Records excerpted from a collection
+--

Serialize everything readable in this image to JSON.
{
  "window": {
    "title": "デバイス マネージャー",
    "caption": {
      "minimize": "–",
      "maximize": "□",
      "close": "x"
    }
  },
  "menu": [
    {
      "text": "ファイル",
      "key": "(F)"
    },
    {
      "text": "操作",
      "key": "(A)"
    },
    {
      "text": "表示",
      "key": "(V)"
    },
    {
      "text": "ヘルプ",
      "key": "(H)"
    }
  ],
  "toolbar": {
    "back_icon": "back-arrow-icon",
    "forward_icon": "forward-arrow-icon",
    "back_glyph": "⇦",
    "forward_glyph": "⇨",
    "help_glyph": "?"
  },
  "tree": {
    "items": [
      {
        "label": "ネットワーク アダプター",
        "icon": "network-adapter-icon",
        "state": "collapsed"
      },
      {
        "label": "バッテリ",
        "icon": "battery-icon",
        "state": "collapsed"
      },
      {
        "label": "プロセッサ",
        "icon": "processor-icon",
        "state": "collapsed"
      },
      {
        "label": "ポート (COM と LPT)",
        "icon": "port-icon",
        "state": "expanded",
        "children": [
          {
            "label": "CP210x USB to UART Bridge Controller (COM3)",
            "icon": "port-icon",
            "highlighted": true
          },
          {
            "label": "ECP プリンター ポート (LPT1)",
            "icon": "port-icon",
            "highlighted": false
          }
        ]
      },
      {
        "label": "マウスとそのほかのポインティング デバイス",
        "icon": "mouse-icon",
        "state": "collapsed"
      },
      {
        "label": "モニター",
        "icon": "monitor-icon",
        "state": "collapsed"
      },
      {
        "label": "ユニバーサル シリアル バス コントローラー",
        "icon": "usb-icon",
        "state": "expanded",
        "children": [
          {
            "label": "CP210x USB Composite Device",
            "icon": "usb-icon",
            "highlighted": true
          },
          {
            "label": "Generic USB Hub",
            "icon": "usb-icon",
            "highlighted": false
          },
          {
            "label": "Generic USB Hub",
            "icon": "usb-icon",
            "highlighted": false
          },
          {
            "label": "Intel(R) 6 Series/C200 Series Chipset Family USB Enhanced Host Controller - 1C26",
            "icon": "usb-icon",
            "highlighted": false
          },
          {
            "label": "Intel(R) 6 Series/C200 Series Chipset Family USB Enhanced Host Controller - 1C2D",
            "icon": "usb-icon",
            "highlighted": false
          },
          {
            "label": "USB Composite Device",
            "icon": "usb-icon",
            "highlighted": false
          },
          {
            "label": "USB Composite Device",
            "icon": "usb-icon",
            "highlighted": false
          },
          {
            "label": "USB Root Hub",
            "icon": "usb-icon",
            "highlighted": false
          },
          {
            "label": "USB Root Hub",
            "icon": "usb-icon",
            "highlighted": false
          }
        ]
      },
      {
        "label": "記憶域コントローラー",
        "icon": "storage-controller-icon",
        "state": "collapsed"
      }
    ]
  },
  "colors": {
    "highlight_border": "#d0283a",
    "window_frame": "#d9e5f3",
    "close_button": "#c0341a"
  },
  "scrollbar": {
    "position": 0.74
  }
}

+--

#### [TASK REQUIREMENTS]
Copy each line above that contains the string "Enhanced".

#### [EXERCISE OUTPUT]
            "label": "Intel(R) 6 Series/C200 Series Chipset Family USB Enhanced Host Controller - 1C26",
            "label": "Intel(R) 6 Series/C200 Series Chipset Family USB Enhanced Host Controller - 1C2D",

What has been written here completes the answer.